» **TASK GOAL**:
Give every line again exactly as it appears, please, but not the pictures.

————————

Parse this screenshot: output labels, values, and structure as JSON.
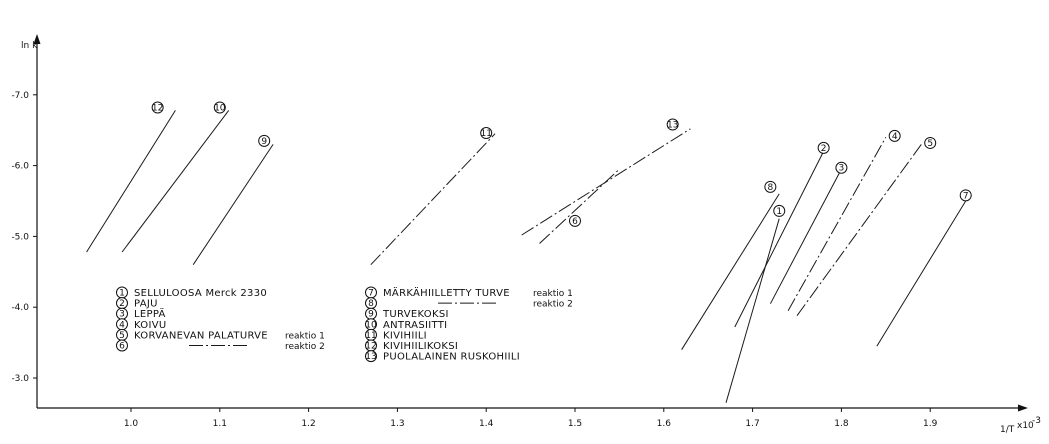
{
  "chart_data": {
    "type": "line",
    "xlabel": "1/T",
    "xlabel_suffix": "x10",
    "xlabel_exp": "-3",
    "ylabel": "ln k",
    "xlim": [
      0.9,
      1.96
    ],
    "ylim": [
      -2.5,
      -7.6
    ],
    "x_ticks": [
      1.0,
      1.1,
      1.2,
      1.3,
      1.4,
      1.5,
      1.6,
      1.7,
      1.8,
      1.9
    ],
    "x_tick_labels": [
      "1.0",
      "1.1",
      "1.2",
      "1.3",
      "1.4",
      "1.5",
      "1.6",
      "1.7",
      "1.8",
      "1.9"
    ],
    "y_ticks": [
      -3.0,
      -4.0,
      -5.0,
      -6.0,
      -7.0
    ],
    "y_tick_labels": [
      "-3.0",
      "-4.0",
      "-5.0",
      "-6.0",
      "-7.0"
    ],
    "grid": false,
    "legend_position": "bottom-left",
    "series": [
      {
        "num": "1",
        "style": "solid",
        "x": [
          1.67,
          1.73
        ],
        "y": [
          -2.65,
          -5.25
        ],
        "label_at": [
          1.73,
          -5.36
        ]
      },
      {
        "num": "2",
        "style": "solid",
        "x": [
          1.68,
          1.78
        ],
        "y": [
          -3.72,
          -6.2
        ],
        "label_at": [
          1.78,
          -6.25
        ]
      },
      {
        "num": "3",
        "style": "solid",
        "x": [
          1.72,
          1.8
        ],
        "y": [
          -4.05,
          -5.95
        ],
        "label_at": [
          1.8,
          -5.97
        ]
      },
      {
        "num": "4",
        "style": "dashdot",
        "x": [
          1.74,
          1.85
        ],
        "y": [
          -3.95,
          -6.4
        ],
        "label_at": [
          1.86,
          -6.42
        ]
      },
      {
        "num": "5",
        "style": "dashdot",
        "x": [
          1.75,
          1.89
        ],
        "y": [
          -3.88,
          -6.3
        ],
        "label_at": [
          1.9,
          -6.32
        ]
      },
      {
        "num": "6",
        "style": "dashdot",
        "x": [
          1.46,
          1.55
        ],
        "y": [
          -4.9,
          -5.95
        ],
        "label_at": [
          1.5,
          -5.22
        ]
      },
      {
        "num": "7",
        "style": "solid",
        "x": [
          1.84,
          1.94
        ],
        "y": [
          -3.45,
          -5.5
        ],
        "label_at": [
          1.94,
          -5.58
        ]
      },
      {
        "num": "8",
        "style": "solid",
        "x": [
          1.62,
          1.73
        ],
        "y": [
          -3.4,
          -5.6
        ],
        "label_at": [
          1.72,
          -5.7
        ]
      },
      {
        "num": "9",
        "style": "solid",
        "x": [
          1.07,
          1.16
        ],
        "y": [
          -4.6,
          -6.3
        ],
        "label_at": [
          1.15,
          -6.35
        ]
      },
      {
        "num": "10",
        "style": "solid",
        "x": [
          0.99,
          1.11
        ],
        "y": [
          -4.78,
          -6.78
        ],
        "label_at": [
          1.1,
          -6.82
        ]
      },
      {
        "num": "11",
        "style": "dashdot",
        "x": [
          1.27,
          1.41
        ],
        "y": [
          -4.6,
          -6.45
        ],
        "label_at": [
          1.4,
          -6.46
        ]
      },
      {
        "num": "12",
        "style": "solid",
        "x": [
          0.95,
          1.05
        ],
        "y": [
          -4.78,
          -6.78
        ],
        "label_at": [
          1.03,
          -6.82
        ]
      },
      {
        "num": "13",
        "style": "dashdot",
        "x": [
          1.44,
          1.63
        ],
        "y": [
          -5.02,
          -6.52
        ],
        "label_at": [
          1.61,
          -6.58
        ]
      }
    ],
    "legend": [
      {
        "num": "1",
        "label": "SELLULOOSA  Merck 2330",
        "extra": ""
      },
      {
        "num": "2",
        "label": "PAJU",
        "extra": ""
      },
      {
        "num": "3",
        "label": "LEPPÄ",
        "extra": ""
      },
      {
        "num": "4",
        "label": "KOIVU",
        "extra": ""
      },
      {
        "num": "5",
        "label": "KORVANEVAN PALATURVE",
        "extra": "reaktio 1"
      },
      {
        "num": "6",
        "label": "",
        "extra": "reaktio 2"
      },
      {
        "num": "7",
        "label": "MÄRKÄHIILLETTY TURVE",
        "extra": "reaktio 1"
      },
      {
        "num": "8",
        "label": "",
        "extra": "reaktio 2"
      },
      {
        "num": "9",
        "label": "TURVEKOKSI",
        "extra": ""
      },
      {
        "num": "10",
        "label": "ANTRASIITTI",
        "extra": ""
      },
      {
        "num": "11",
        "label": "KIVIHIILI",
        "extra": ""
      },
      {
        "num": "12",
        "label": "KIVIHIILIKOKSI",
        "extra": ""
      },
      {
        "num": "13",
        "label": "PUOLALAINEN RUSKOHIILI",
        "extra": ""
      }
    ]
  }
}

————————

» **EXERCISE RESULT**:
Parse this screenshot: output labels, values, and structure as JSON.
{
  "chart_data": {
    "type": "line",
    "xlabel": "1/T",
    "xlabel_suffix": "x10",
    "xlabel_exp": "-3",
    "ylabel": "ln k",
    "xlim": [
      0.9,
      1.96
    ],
    "ylim": [
      -2.5,
      -7.6
    ],
    "x_ticks": [
      1.0,
      1.1,
      1.2,
      1.3,
      1.4,
      1.5,
      1.6,
      1.7,
      1.8,
      1.9
    ],
    "x_tick_labels": [
      "1.0",
      "1.1",
      "1.2",
      "1.3",
      "1.4",
      "1.5",
      "1.6",
      "1.7",
      "1.8",
      "1.9"
    ],
    "y_ticks": [
      -3.0,
      -4.0,
      -5.0,
      -6.0,
      -7.0
    ],
    "y_tick_labels": [
      "-3.0",
      "-4.0",
      "-5.0",
      "-6.0",
      "-7.0"
    ],
    "grid": false,
    "legend_position": "bottom-left",
    "series": [
      {
        "num": "1",
        "style": "solid",
        "x": [
          1.67,
          1.73
        ],
        "y": [
          -2.65,
          -5.25
        ],
        "label_at": [
          1.73,
          -5.36
        ]
      },
      {
        "num": "2",
        "style": "solid",
        "x": [
          1.68,
          1.78
        ],
        "y": [
          -3.72,
          -6.2
        ],
        "label_at": [
          1.78,
          -6.25
        ]
      },
      {
        "num": "3",
        "style": "solid",
        "x": [
          1.72,
          1.8
        ],
        "y": [
          -4.05,
          -5.95
        ],
        "label_at": [
          1.8,
          -5.97
        ]
      },
      {
        "num": "4",
        "style": "dashdot",
        "x": [
          1.74,
          1.85
        ],
        "y": [
          -3.95,
          -6.4
        ],
        "label_at": [
          1.86,
          -6.42
        ]
      },
      {
        "num": "5",
        "style": "dashdot",
        "x": [
          1.75,
          1.89
        ],
        "y": [
          -3.88,
          -6.3
        ],
        "label_at": [
          1.9,
          -6.32
        ]
      },
      {
        "num": "6",
        "style": "dashdot",
        "x": [
          1.46,
          1.55
        ],
        "y": [
          -4.9,
          -5.95
        ],
        "label_at": [
          1.5,
          -5.22
        ]
      },
      {
        "num": "7",
        "style": "solid",
        "x": [
          1.84,
          1.94
        ],
        "y": [
          -3.45,
          -5.5
        ],
        "label_at": [
          1.94,
          -5.58
        ]
      },
      {
        "num": "8",
        "style": "solid",
        "x": [
          1.62,
          1.73
        ],
        "y": [
          -3.4,
          -5.6
        ],
        "label_at": [
          1.72,
          -5.7
        ]
      },
      {
        "num": "9",
        "style": "solid",
        "x": [
          1.07,
          1.16
        ],
        "y": [
          -4.6,
          -6.3
        ],
        "label_at": [
          1.15,
          -6.35
        ]
      },
      {
        "num": "10",
        "style": "solid",
        "x": [
          0.99,
          1.11
        ],
        "y": [
          -4.78,
          -6.78
        ],
        "label_at": [
          1.1,
          -6.82
        ]
      },
      {
        "num": "11",
        "style": "dashdot",
        "x": [
          1.27,
          1.41
        ],
        "y": [
          -4.6,
          -6.45
        ],
        "label_at": [
          1.4,
          -6.46
        ]
      },
      {
        "num": "12",
        "style": "solid",
        "x": [
          0.95,
          1.05
        ],
        "y": [
          -4.78,
          -6.78
        ],
        "label_at": [
          1.03,
          -6.82
        ]
      },
      {
        "num": "13",
        "style": "dashdot",
        "x": [
          1.44,
          1.63
        ],
        "y": [
          -5.02,
          -6.52
        ],
        "label_at": [
          1.61,
          -6.58
        ]
      }
    ],
    "legend": [
      {
        "num": "1",
        "label": "SELLULOOSA  Merck 2330",
        "extra": ""
      },
      {
        "num": "2",
        "label": "PAJU",
        "extra": ""
      },
      {
        "num": "3",
        "label": "LEPPÄ",
        "extra": ""
      },
      {
        "num": "4",
        "label": "KOIVU",
        "extra": ""
      },
      {
        "num": "5",
        "label": "KORVANEVAN PALATURVE",
        "extra": "reaktio 1"
      },
      {
        "num": "6",
        "label": "",
        "extra": "reaktio 2"
      },
      {
        "num": "7",
        "label": "MÄRKÄHIILLETTY TURVE",
        "extra": "reaktio 1"
      },
      {
        "num": "8",
        "label": "",
        "extra": "reaktio 2"
      },
      {
        "num": "9",
        "label": "TURVEKOKSI",
        "extra": ""
      },
      {
        "num": "10",
        "label": "ANTRASIITTI",
        "extra": ""
      },
      {
        "num": "11",
        "label": "KIVIHIILI",
        "extra": ""
      },
      {
        "num": "12",
        "label": "KIVIHIILIKOKSI",
        "extra": ""
      },
      {
        "num": "13",
        "label": "PUOLALAINEN RUSKOHIILI",
        "extra": ""
      }
    ]
  }
}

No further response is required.